##### PASSAGE TO READ #####

OpenSuse Leap 15.1 - NFS status error

Hello,
Just migrated from Centos to OpenSuse Leap 15.1 and found that the nfs service status is not correct on WebGui.

What I did:
backup configuration on the latest rockstor version on centos.
install opensuse leap 15.1
installed rockstor, imported and mounted btrfs
imported the configuration
system reboot

Seems that the nfs is starting on boot and it’s working ok, but on rockstor web I have this:

The log file is error free, what’s the command to capture the status? I might try in the CLI to see what’s the outcome.

Seems that during install something got unsyncronized.
If I’m enabling the NFS trigger on WebGui, the nfs daemon stops. If I’m disabling it then it starts.
In order to get it in sync, I have disabled it on WebGui and on CLI and now it’s working fine.

I do think it’s a bug as the status needs to be read if the pid is running, not dropping dummy commands :slight_smile:

Seems that there is a bug due to the restoration. Also Samba seems to be open even if it’s not in the system. I think the restore config set the trigger on the db even if on machine it’s not enabled.

@shocker

Thanks for the reports, all useful stuff.

Could you clarify what you mean by:

By open do you mean enabled. We generally use systemd commands to start / stop services and a variety of mechanisms, depending on the service, to assess if current state. But again it’s mostly systemd commands but from your report some of these look to be switching whatever service state is found which is obviously not correct. But given we haven’t had this reported before it’s a little strange as there is little difference in these regards between our CentOS base and the ‘Built on openSUSE’ endeavour.

Curious.

From memory the restore service state mechanism is meant to only enable a service if that service was previously enabled when the config was saved. The service state restore mechanism was last updated on 3.9.2-51:

So taking a look at that issue and it’s linked pull request should lead to the related code. And a glance at the following file:

should give an indication of the triggers used to inform the Web-UI switch reports of service status. The intention is that the system is the single point of truth for service state and we update the db wheneve the page is refresh with the state as reported at the lowest level from the above file’s various mechanism.

Definitely worth taking a look if you fancy as it’s all pretty readable and we do have some switching functions in there that may be the root of this behaviour. I.e. we me be inadvertently switching something when we should be explicitly enabling / disabling. But again we haven’t had reports of this, at least in more recent years. So this out-of-sync state may be, as you say, an artefact of the more recent restore mechanism.

#####

WORK INSTRUCTIONS:
A. In the NFS status thread, which release last updated the service state restore mechanism?
B. List every step the poster gives under "What I did:" in the NFS status thread.

##### SOURCE DATA #####

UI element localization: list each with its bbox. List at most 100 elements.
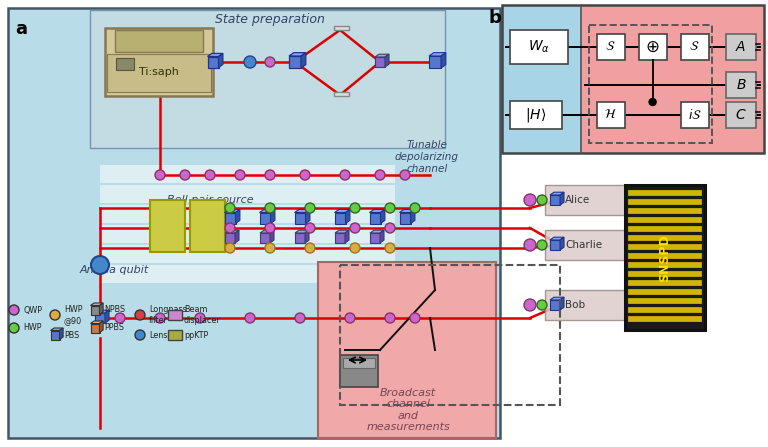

#####

ANSWERS TO THE EXERCISES:
A. 3.9.2-51

B.
- backup configuration on the latest rockstor version on centos
- install opensuse leap 15.1
- installed rockstor, imported and mounted btrfs
- imported the configuration
- system reboot